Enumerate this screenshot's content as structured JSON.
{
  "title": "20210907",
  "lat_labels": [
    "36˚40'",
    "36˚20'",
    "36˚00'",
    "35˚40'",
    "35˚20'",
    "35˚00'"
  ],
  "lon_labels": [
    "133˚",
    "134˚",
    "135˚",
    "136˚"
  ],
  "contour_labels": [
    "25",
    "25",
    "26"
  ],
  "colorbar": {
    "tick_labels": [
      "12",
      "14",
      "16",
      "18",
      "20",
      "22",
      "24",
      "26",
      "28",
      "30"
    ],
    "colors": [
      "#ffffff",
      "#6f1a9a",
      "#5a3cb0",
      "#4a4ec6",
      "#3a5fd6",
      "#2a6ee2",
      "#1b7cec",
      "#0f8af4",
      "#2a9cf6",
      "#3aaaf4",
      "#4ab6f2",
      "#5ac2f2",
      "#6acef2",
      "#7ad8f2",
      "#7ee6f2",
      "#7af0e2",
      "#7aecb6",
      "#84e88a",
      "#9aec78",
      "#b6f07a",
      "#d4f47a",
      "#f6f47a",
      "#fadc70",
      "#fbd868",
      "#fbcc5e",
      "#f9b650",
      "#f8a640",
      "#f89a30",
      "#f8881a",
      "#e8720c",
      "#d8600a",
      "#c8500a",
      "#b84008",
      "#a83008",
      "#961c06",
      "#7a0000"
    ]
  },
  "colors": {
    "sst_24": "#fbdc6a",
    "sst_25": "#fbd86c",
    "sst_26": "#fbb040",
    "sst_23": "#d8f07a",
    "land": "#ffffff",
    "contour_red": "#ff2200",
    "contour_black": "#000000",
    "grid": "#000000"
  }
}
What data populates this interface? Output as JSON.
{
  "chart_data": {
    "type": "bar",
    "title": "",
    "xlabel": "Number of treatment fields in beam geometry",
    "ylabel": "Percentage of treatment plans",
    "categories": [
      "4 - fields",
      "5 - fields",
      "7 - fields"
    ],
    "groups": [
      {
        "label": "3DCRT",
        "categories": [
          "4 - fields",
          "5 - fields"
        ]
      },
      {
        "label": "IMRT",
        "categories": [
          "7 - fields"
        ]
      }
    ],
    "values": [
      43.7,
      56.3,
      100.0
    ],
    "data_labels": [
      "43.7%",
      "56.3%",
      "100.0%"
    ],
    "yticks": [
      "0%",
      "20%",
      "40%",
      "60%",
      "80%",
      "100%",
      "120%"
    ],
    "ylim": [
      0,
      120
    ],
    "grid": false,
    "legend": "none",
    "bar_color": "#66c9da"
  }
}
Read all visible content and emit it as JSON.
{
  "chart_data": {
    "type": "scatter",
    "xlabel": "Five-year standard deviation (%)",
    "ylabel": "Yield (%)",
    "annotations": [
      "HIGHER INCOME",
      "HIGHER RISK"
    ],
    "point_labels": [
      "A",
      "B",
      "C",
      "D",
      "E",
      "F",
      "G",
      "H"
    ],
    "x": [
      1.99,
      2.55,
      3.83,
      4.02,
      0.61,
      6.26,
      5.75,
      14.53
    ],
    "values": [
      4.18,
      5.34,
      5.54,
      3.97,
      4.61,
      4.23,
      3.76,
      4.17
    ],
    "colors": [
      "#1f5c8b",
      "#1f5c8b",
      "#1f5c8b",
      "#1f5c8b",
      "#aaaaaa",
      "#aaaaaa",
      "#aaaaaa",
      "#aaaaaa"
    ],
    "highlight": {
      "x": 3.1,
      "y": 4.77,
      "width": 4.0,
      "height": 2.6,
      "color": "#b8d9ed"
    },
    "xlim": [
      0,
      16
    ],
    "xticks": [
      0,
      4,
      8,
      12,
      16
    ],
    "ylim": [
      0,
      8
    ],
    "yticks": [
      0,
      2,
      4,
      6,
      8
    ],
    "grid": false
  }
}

::::::

#### The problem
Where a line contains the string "fields", extract that line.

#### Full response
    "xlabel": "Number of treatment fields in beam geometry",
      "4 - fields",
      "5 - fields",
      "7 - fields"
          "4 - fields",
          "5 - fields"
          "7 - fields"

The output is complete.